_Requirements:_
Without the pictures, repeat the listing character for character.

_Data supplied:_
──────────────────────────────

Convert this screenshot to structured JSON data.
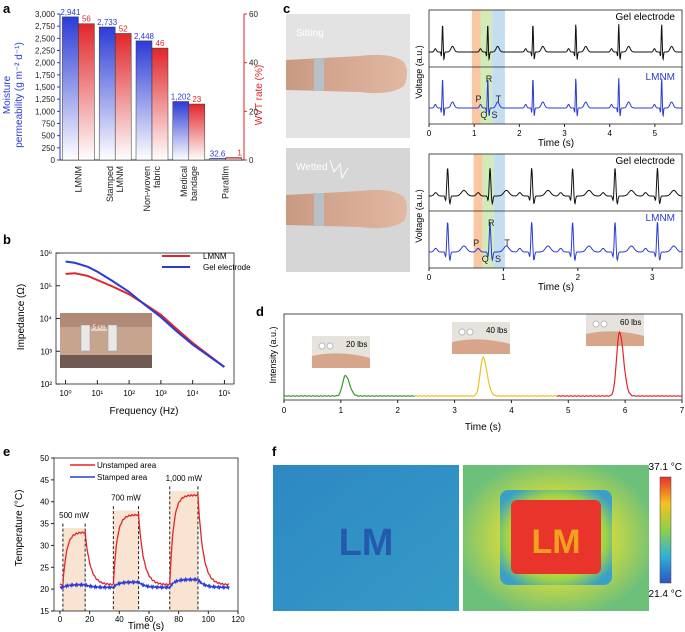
{
  "panels": {
    "a": "a",
    "b": "b",
    "c": "c",
    "d": "d",
    "e": "e",
    "f": "f"
  },
  "colors": {
    "blue": "#2b3bd6",
    "red": "#e0262b",
    "green": "#3a9a2a",
    "yellow": "#e6c51c",
    "black": "#111111"
  },
  "chart_data": [
    {
      "id": "a",
      "type": "bar",
      "categories": [
        "LMNM",
        "Stamped LMNM",
        "Non-woven fabric",
        "Medical bandage",
        "Parafilm"
      ],
      "category_lines": [
        [
          "LMNM"
        ],
        [
          "Stamped",
          "LMNM"
        ],
        [
          "Non-woven",
          "fabric"
        ],
        [
          "Medical",
          "bandage"
        ],
        [
          "Parafilm"
        ]
      ],
      "series": [
        {
          "name": "Moisture permeability",
          "axis": "left",
          "values": [
            2941,
            2733,
            2448,
            1202,
            32.6
          ],
          "labels": [
            "2,941",
            "2,733",
            "2,448",
            "1,202",
            "32.6"
          ]
        },
        {
          "name": "WVT rate",
          "axis": "right",
          "values": [
            56,
            52,
            46,
            23,
            1
          ],
          "labels": [
            "56",
            "52",
            "46",
            "23",
            "1"
          ]
        }
      ],
      "ylabel_left": [
        "Moisture",
        "permeability (g m⁻² d⁻¹)"
      ],
      "ylabel_right": "WVT rate (%)",
      "yticks_left": [
        "0",
        "250",
        "500",
        "750",
        "1,000",
        "1,250",
        "1,500",
        "1,750",
        "2,000",
        "2,250",
        "2,500",
        "2,750",
        "3,000"
      ],
      "ylim_left": [
        0,
        3000
      ],
      "yticks_right": [
        "0",
        "20",
        "40",
        "60"
      ],
      "ylim_right": [
        0,
        60
      ]
    },
    {
      "id": "b",
      "type": "line",
      "xlabel": "Frequency (Hz)",
      "ylabel": "Impedance (Ω)",
      "xscale": "log",
      "yscale": "log",
      "xlim": [
        0.5,
        200000
      ],
      "ylim": [
        100,
        1000000
      ],
      "xtick_labels": [
        "10⁰",
        "10¹",
        "10²",
        "10³",
        "10⁴",
        "10⁵"
      ],
      "ytick_labels": [
        "10²",
        "10³",
        "10⁴",
        "10⁵",
        "10⁶"
      ],
      "inset_label": "5 cm",
      "series": [
        {
          "name": "LMNM",
          "color": "red",
          "x": [
            1,
            2,
            5,
            10,
            30,
            100,
            300,
            1000,
            3000,
            10000,
            30000,
            100000
          ],
          "y": [
            230000,
            240000,
            200000,
            150000,
            95000,
            55000,
            28000,
            13000,
            5000,
            1800,
            800,
            330
          ]
        },
        {
          "name": "Gel electrode",
          "color": "blue",
          "x": [
            1,
            2,
            5,
            10,
            30,
            100,
            300,
            1000,
            3000,
            10000,
            30000,
            100000
          ],
          "y": [
            550000,
            500000,
            380000,
            270000,
            140000,
            65000,
            27000,
            11000,
            4200,
            1600,
            750,
            330
          ]
        }
      ]
    },
    {
      "id": "c1",
      "type": "line",
      "condition": "Sitting",
      "xlabel": "Time (s)",
      "ylabel": "Voltage (a.u.)",
      "xlim": [
        0,
        5.6
      ],
      "xtick_labels": [
        "0",
        "1",
        "2",
        "3",
        "4",
        "5"
      ],
      "beat_times": [
        0.3,
        1.3,
        2.3,
        3.25,
        4.2,
        5.15
      ],
      "highlight_bands": [
        [
          0.95,
          1.14
        ],
        [
          1.14,
          1.4
        ],
        [
          1.4,
          1.68
        ]
      ],
      "series": [
        {
          "name": "Gel electrode",
          "color": "black"
        },
        {
          "name": "LMNM",
          "color": "blue"
        }
      ],
      "wave_labels": [
        "P",
        "Q",
        "R",
        "S",
        "T"
      ]
    },
    {
      "id": "c2",
      "type": "line",
      "condition": "Wetted",
      "xlabel": "Time (s)",
      "ylabel": "Voltage (a.u.)",
      "xlim": [
        0,
        3.4
      ],
      "xtick_labels": [
        "0",
        "1",
        "2",
        "3"
      ],
      "beat_times": [
        0.25,
        0.82,
        1.38,
        1.93,
        2.5,
        3.07
      ],
      "highlight_bands": [
        [
          0.6,
          0.72
        ],
        [
          0.72,
          0.87
        ],
        [
          0.87,
          1.02
        ]
      ],
      "series": [
        {
          "name": "Gel electrode",
          "color": "black"
        },
        {
          "name": "LMNM",
          "color": "blue"
        }
      ],
      "wave_labels": [
        "P",
        "Q",
        "R",
        "S",
        "T"
      ]
    },
    {
      "id": "d",
      "type": "line",
      "xlabel": "Time (s)",
      "ylabel": "Intensity (a.u.)",
      "xlim": [
        0,
        7
      ],
      "xtick_labels": [
        "0",
        "1",
        "2",
        "3",
        "4",
        "5",
        "6",
        "7"
      ],
      "series": [
        {
          "name": "20 lbs",
          "color": "green",
          "x_range": [
            0,
            2.3
          ],
          "peak_time": 1.08,
          "peak": 0.25
        },
        {
          "name": "40 lbs",
          "color": "yellow",
          "x_range": [
            2.3,
            4.8
          ],
          "peak_time": 3.5,
          "peak": 0.47
        },
        {
          "name": "60 lbs",
          "color": "red",
          "x_range": [
            4.8,
            7
          ],
          "peak_time": 5.9,
          "peak": 0.78
        }
      ]
    },
    {
      "id": "e",
      "type": "line",
      "xlabel": "Time (s)",
      "ylabel": "Temperature (°C)",
      "xlim": [
        -4,
        120
      ],
      "ylim": [
        15,
        50
      ],
      "xtick_labels": [
        "0",
        "20",
        "40",
        "60",
        "80",
        "100",
        "120"
      ],
      "ytick_labels": [
        "15",
        "20",
        "25",
        "30",
        "35",
        "40",
        "45",
        "50"
      ],
      "heating_windows": [
        {
          "label": "500 mW",
          "start": 2,
          "end": 17,
          "peak": 33
        },
        {
          "label": "700 mW",
          "start": 36,
          "end": 53,
          "peak": 37
        },
        {
          "label": "1,000 mW",
          "start": 74,
          "end": 93,
          "peak": 41.5
        }
      ],
      "series": [
        {
          "name": "Unstamped area",
          "color": "red"
        },
        {
          "name": "Stamped area",
          "color": "blue"
        }
      ]
    },
    {
      "id": "f",
      "type": "heatmap",
      "colorbar_max": "37.1 °C",
      "colorbar_min": "21.4 °C",
      "pattern_text": "LM"
    }
  ]
}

──────────────────────────────

_Complete response:_
Convert this screenshot to structured JSON data.
{
  "panels": {
    "a": "a",
    "b": "b",
    "c": "c",
    "d": "d",
    "e": "e",
    "f": "f"
  },
  "colors": {
    "blue": "#2b3bd6",
    "red": "#e0262b",
    "green": "#3a9a2a",
    "yellow": "#e6c51c",
    "black": "#111111"
  },
  "chart_data": [
    {
      "id": "a",
      "type": "bar",
      "categories": [
        "LMNM",
        "Stamped LMNM",
        "Non-woven fabric",
        "Medical bandage",
        "Parafilm"
      ],
      "category_lines": [
        [
          "LMNM"
        ],
        [
          "Stamped",
          "LMNM"
        ],
        [
          "Non-woven",
          "fabric"
        ],
        [
          "Medical",
          "bandage"
        ],
        [
          "Parafilm"
        ]
      ],
      "series": [
        {
          "name": "Moisture permeability",
          "axis": "left",
          "values": [
            2941,
            2733,
            2448,
            1202,
            32.6
          ],
          "labels": [
            "2,941",
            "2,733",
            "2,448",
            "1,202",
            "32.6"
          ]
        },
        {
          "name": "WVT rate",
          "axis": "right",
          "values": [
            56,
            52,
            46,
            23,
            1
          ],
          "labels": [
            "56",
            "52",
            "46",
            "23",
            "1"
          ]
        }
      ],
      "ylabel_left": [
        "Moisture",
        "permeability (g m⁻² d⁻¹)"
      ],
      "ylabel_right": "WVT rate (%)",
      "yticks_left": [
        "0",
        "250",
        "500",
        "750",
        "1,000",
        "1,250",
        "1,500",
        "1,750",
        "2,000",
        "2,250",
        "2,500",
        "2,750",
        "3,000"
      ],
      "ylim_left": [
        0,
        3000
      ],
      "yticks_right": [
        "0",
        "20",
        "40",
        "60"
      ],
      "ylim_right": [
        0,
        60
      ]
    },
    {
      "id": "b",
      "type": "line",
      "xlabel": "Frequency (Hz)",
      "ylabel": "Impedance (Ω)",
      "xscale": "log",
      "yscale": "log",
      "xlim": [
        0.5,
        200000
      ],
      "ylim": [
        100,
        1000000
      ],
      "xtick_labels": [
        "10⁰",
        "10¹",
        "10²",
        "10³",
        "10⁴",
        "10⁵"
      ],
      "ytick_labels": [
        "10²",
        "10³",
        "10⁴",
        "10⁵",
        "10⁶"
      ],
      "inset_label": "5 cm",
      "series": [
        {
          "name": "LMNM",
          "color": "red",
          "x": [
            1,
            2,
            5,
            10,
            30,
            100,
            300,
            1000,
            3000,
            10000,
            30000,
            100000
          ],
          "y": [
            230000,
            240000,
            200000,
            150000,
            95000,
            55000,
            28000,
            13000,
            5000,
            1800,
            800,
            330
          ]
        },
        {
          "name": "Gel electrode",
          "color": "blue",
          "x": [
            1,
            2,
            5,
            10,
            30,
            100,
            300,
            1000,
            3000,
            10000,
            30000,
            100000
          ],
          "y": [
            550000,
            500000,
            380000,
            270000,
            140000,
            65000,
            27000,
            11000,
            4200,
            1600,
            750,
            330
          ]
        }
      ]
    },
    {
      "id": "c1",
      "type": "line",
      "condition": "Sitting",
      "xlabel": "Time (s)",
      "ylabel": "Voltage (a.u.)",
      "xlim": [
        0,
        5.6
      ],
      "xtick_labels": [
        "0",
        "1",
        "2",
        "3",
        "4",
        "5"
      ],
      "beat_times": [
        0.3,
        1.3,
        2.3,
        3.25,
        4.2,
        5.15
      ],
      "highlight_bands": [
        [
          0.95,
          1.14
        ],
        [
          1.14,
          1.4
        ],
        [
          1.4,
          1.68
        ]
      ],
      "series": [
        {
          "name": "Gel electrode",
          "color": "black"
        },
        {
          "name": "LMNM",
          "color": "blue"
        }
      ],
      "wave_labels": [
        "P",
        "Q",
        "R",
        "S",
        "T"
      ]
    },
    {
      "id": "c2",
      "type": "line",
      "condition": "Wetted",
      "xlabel": "Time (s)",
      "ylabel": "Voltage (a.u.)",
      "xlim": [
        0,
        3.4
      ],
      "xtick_labels": [
        "0",
        "1",
        "2",
        "3"
      ],
      "beat_times": [
        0.25,
        0.82,
        1.38,
        1.93,
        2.5,
        3.07
      ],
      "highlight_bands": [
        [
          0.6,
          0.72
        ],
        [
          0.72,
          0.87
        ],
        [
          0.87,
          1.02
        ]
      ],
      "series": [
        {
          "name": "Gel electrode",
          "color": "black"
        },
        {
          "name": "LMNM",
          "color": "blue"
        }
      ],
      "wave_labels": [
        "P",
        "Q",
        "R",
        "S",
        "T"
      ]
    },
    {
      "id": "d",
      "type": "line",
      "xlabel": "Time (s)",
      "ylabel": "Intensity (a.u.)",
      "xlim": [
        0,
        7
      ],
      "xtick_labels": [
        "0",
        "1",
        "2",
        "3",
        "4",
        "5",
        "6",
        "7"
      ],
      "series": [
        {
          "name": "20 lbs",
          "color": "green",
          "x_range": [
            0,
            2.3
          ],
          "peak_time": 1.08,
          "peak": 0.25
        },
        {
          "name": "40 lbs",
          "color": "yellow",
          "x_range": [
            2.3,
            4.8
          ],
          "peak_time": 3.5,
          "peak": 0.47
        },
        {
          "name": "60 lbs",
          "color": "red",
          "x_range": [
            4.8,
            7
          ],
          "peak_time": 5.9,
          "peak": 0.78
        }
      ]
    },
    {
      "id": "e",
      "type": "line",
      "xlabel": "Time (s)",
      "ylabel": "Temperature (°C)",
      "xlim": [
        -4,
        120
      ],
      "ylim": [
        15,
        50
      ],
      "xtick_labels": [
        "0",
        "20",
        "40",
        "60",
        "80",
        "100",
        "120"
      ],
      "ytick_labels": [
        "15",
        "20",
        "25",
        "30",
        "35",
        "40",
        "45",
        "50"
      ],
      "heating_windows": [
        {
          "label": "500 mW",
          "start": 2,
          "end": 17,
          "peak": 33
        },
        {
          "label": "700 mW",
          "start": 36,
          "end": 53,
          "peak": 37
        },
        {
          "label": "1,000 mW",
          "start": 74,
          "end": 93,
          "peak": 41.5
        }
      ],
      "series": [
        {
          "name": "Unstamped area",
          "color": "red"
        },
        {
          "name": "Stamped area",
          "color": "blue"
        }
      ]
    },
    {
      "id": "f",
      "type": "heatmap",
      "colorbar_max": "37.1 °C",
      "colorbar_min": "21.4 °C",
      "pattern_text": "LM"
    }
  ]
}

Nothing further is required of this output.